▶ Short exercise:
Copy all of the material exactly. Pictures are not to appear in the copy.

**** Input rows ****

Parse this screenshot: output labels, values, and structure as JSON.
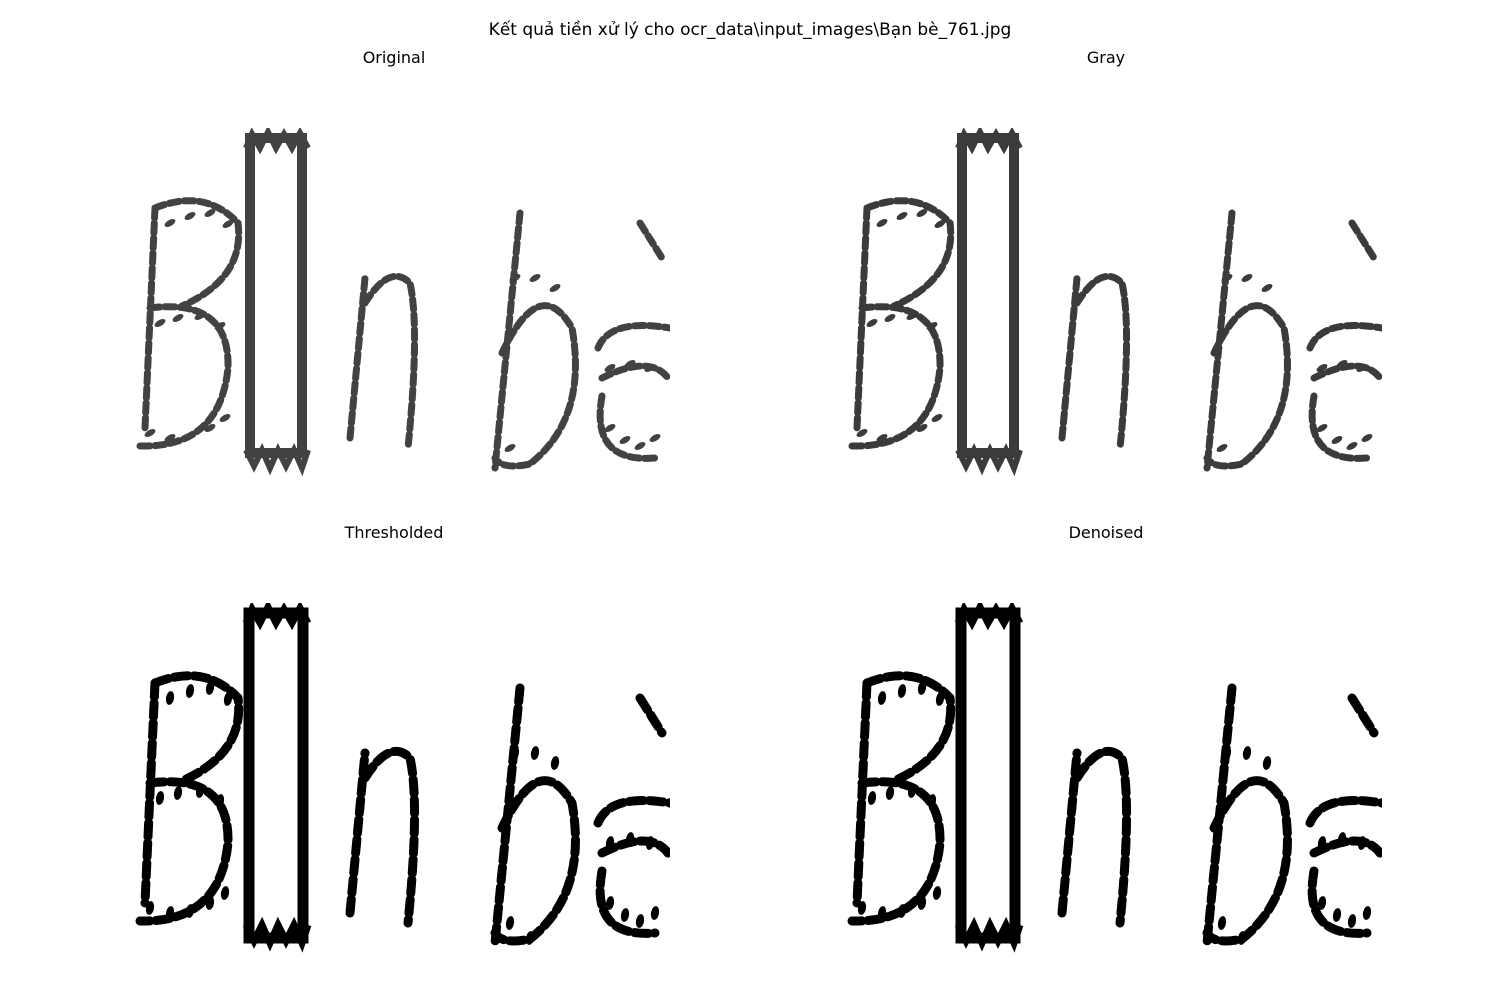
{
  "figure": {
    "title": "Kết quả tiền xử lý cho ocr_data\\input_images\\Bạn bè_761.jpg"
  },
  "panels": [
    {
      "title": "Original",
      "style": "soft",
      "ink": "#222222",
      "bg": "#ffffff"
    },
    {
      "title": "Gray",
      "style": "soft",
      "ink": "#1a1a1a",
      "bg": "#ffffff"
    },
    {
      "title": "Thresholded",
      "style": "binary",
      "ink": "#000000",
      "bg": "#ffffff"
    },
    {
      "title": "Denoised",
      "style": "binary",
      "ink": "#000000",
      "bg": "#ffffff"
    }
  ]
}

****

▶ Complete response:
Parse this screenshot: output labels, values, and structure as JSON.
{
  "figure": {
    "title": "Kết quả tiền xử lý cho ocr_data\\input_images\\Bạn bè_761.jpg"
  },
  "panels": [
    {
      "title": "Original",
      "style": "soft",
      "ink": "#222222",
      "bg": "#ffffff"
    },
    {
      "title": "Gray",
      "style": "soft",
      "ink": "#1a1a1a",
      "bg": "#ffffff"
    },
    {
      "title": "Thresholded",
      "style": "binary",
      "ink": "#000000",
      "bg": "#ffffff"
    },
    {
      "title": "Denoised",
      "style": "binary",
      "ink": "#000000",
      "bg": "#ffffff"
    }
  ]
}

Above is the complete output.